§ Input rows
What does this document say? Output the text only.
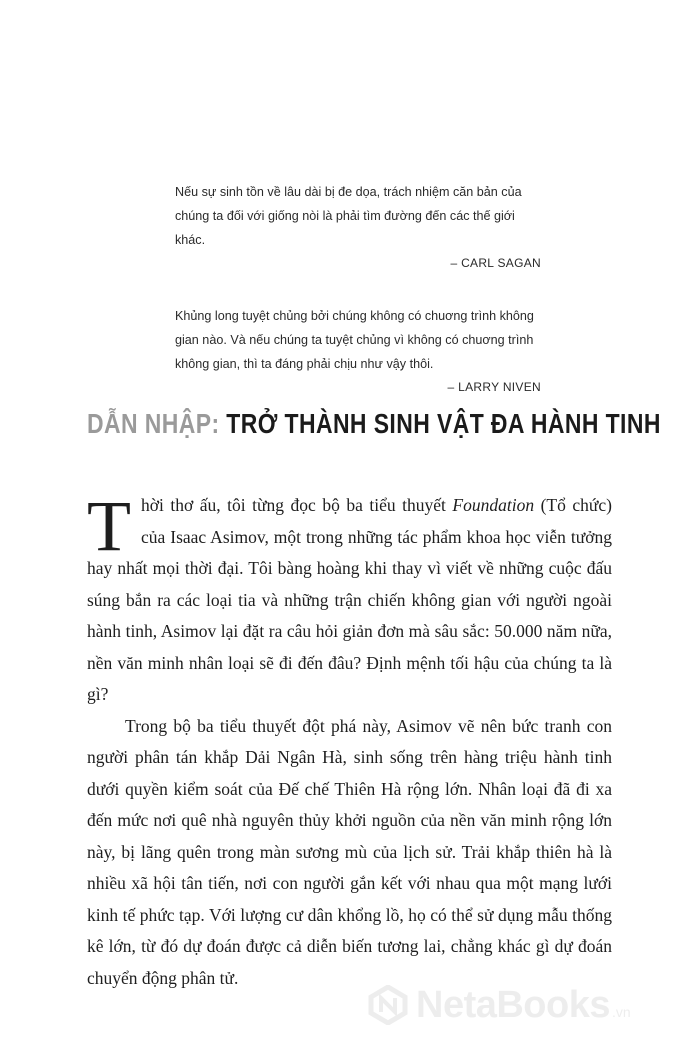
Nếu sự sinh tồn về lâu dài bị đe dọa, trách nhiệm căn bản của chúng ta đối với giống nòi là phải tìm đường đến các thế giới khác.

– CARL SAGAN

Khủng long tuyệt chủng bởi chúng không có chuơng trình không gian nào. Và nếu chúng ta tuyệt chủng vì không có chuơng trình không gian, thì ta đáng phải chịu như vậy thôi.

– LARRY NIVEN

DẪN NHẬP: TRỞ THÀNH SINH VẬT ĐA HÀNH TINH

Thời thơ ấu, tôi từng đọc bộ ba tiểu thuyết Foundation (Tổ chức) của Isaac Asimov, một trong những tác phẩm khoa học viễn tưởng hay nhất mọi thời đại. Tôi bàng hoàng khi thay vì viết về những cuộc đấu súng bắn ra các loại tia và những trận chiến không gian với người ngoài hành tinh, Asimov lại đặt ra câu hỏi giản đơn mà sâu sắc: 50.000 năm nữa, nền văn minh nhân loại sẽ đi đến đâu? Định mệnh tối hậu của chúng ta là gì?

Trong bộ ba tiểu thuyết đột phá này, Asimov vẽ nên bức tranh con người phân tán khắp Dải Ngân Hà, sinh sống trên hàng triệu hành tinh dưới quyền kiểm soát của Đế chế Thiên Hà rộng lớn. Nhân loại đã đi xa đến mức nơi quê nhà nguyên thủy khởi nguồn của nền văn minh rộng lớn này, bị lãng quên trong màn sương mù của lịch sử. Trải khắp thiên hà là nhiều xã hội tân tiến, nơi con người gắn kết với nhau qua một mạng lưới kinh tế phức tạp. Với lượng cư dân khổng lồ, họ có thể sử dụng mẫu thống kê lớn, từ đó dự đoán được cả diễn biến tương lai, chẳng khác gì dự đoán chuyển động phân tử.

NetaBooks .vn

§ Stated exercise
Restate the records word for word, omitting images.

§ Task result
What does this document say? Output the text only.
Nếu sự sinh tồn về lâu dài bị đe dọa, trách nhiệm căn bản của chúng ta đối với giống nòi là phải tìm đường đến các thế giới khác.

– CARL SAGAN

Khủng long tuyệt chủng bởi chúng không có chuơng trình không gian nào. Và nếu chúng ta tuyệt chủng vì không có chuơng trình không gian, thì ta đáng phải chịu như vậy thôi.

– LARRY NIVEN

DẪN NHẬP: TRỞ THÀNH SINH VẬT ĐA HÀNH TINH

Thời thơ ấu, tôi từng đọc bộ ba tiểu thuyết Foundation (Tổ chức) của Isaac Asimov, một trong những tác phẩm khoa học viễn tưởng hay nhất mọi thời đại. Tôi bàng hoàng khi thay vì viết về những cuộc đấu súng bắn ra các loại tia và những trận chiến không gian với người ngoài hành tinh, Asimov lại đặt ra câu hỏi giản đơn mà sâu sắc: 50.000 năm nữa, nền văn minh nhân loại sẽ đi đến đâu? Định mệnh tối hậu của chúng ta là gì?

Trong bộ ba tiểu thuyết đột phá này, Asimov vẽ nên bức tranh con người phân tán khắp Dải Ngân Hà, sinh sống trên hàng triệu hành tinh dưới quyền kiểm soát của Đế chế Thiên Hà rộng lớn. Nhân loại đã đi xa đến mức nơi quê nhà nguyên thủy khởi nguồn của nền văn minh rộng lớn này, bị lãng quên trong màn sương mù của lịch sử. Trải khắp thiên hà là nhiều xã hội tân tiến, nơi con người gắn kết với nhau qua một mạng lưới kinh tế phức tạp. Với lượng cư dân khổng lồ, họ có thể sử dụng mẫu thống kê lớn, từ đó dự đoán được cả diễn biến tương lai, chẳng khác gì dự đoán chuyển động phân tử.

NetaBooks .vn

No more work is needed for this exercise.